** start EXTRACTED DATA **

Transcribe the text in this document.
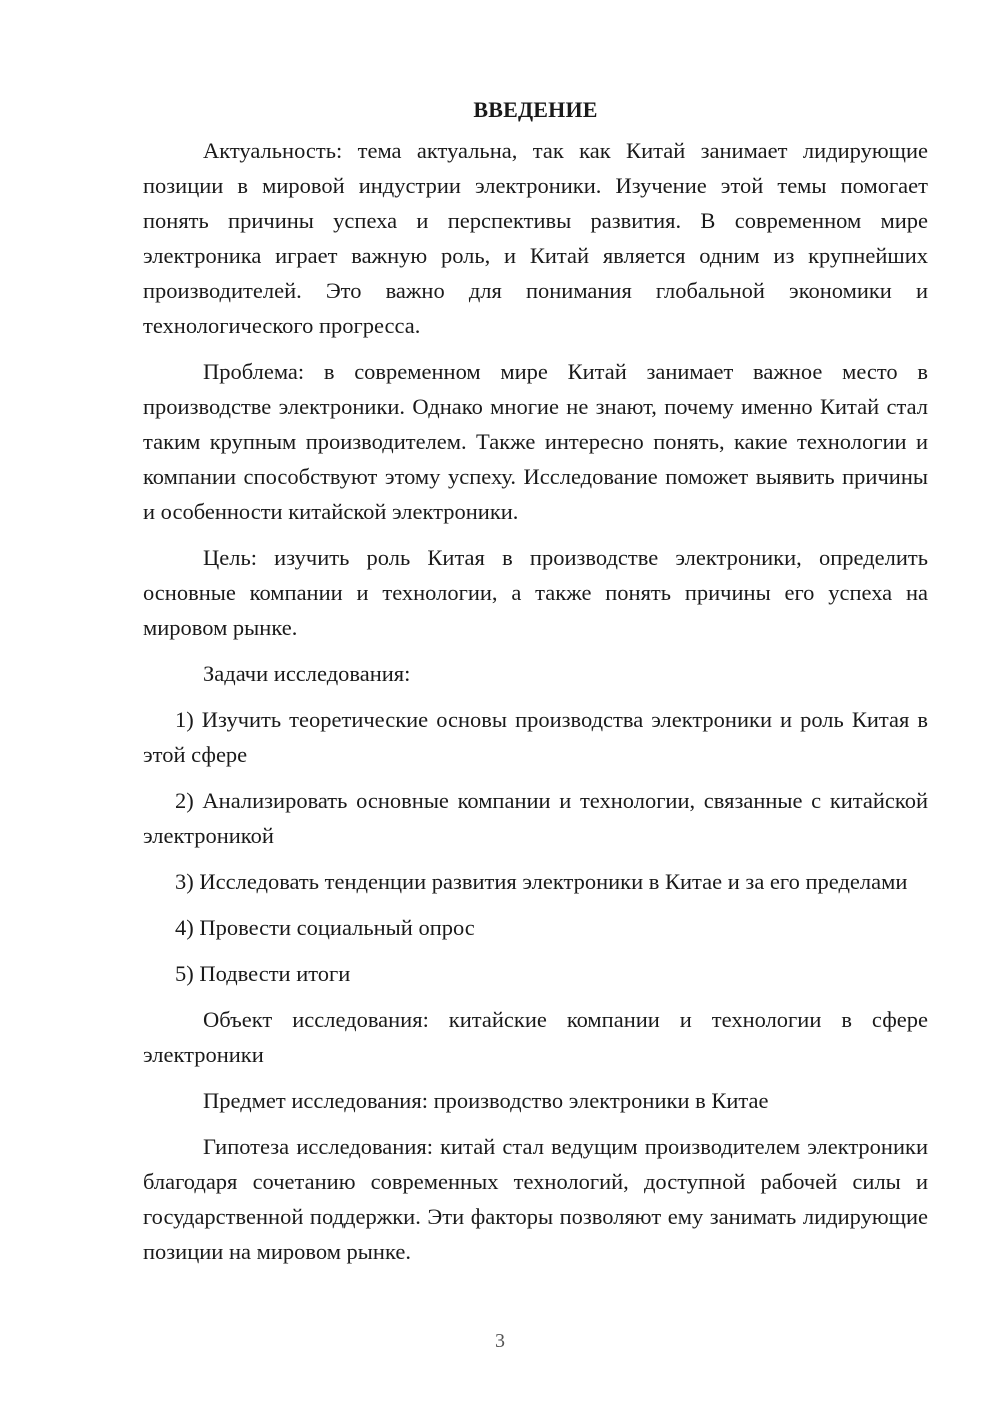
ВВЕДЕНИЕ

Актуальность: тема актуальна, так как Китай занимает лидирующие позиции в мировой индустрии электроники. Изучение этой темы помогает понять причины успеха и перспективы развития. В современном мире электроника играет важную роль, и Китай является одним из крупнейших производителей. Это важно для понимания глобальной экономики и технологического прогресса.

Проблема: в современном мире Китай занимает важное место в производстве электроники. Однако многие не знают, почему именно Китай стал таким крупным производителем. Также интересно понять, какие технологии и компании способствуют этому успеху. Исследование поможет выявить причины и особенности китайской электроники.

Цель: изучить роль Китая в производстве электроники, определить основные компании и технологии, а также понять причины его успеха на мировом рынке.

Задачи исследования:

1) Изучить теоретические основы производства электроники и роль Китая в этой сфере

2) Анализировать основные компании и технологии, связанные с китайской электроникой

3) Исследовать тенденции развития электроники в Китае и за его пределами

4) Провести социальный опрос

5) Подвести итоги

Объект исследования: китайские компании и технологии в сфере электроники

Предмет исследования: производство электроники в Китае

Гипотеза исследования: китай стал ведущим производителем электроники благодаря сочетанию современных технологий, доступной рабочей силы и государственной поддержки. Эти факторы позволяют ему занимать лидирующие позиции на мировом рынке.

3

** end EXTRACTED DATA **

> _REQUIRED WORK_:
From the entries above, select each line containing the string "основные".

> _PROBLEM SOLUTION_:
Цель: изучить роль Китая в производстве электроники, определить основные компании и технологии, а также понять причины его успеха на мировом рынке.
2) Анализировать основные компании и технологии, связанные с китайской электроникой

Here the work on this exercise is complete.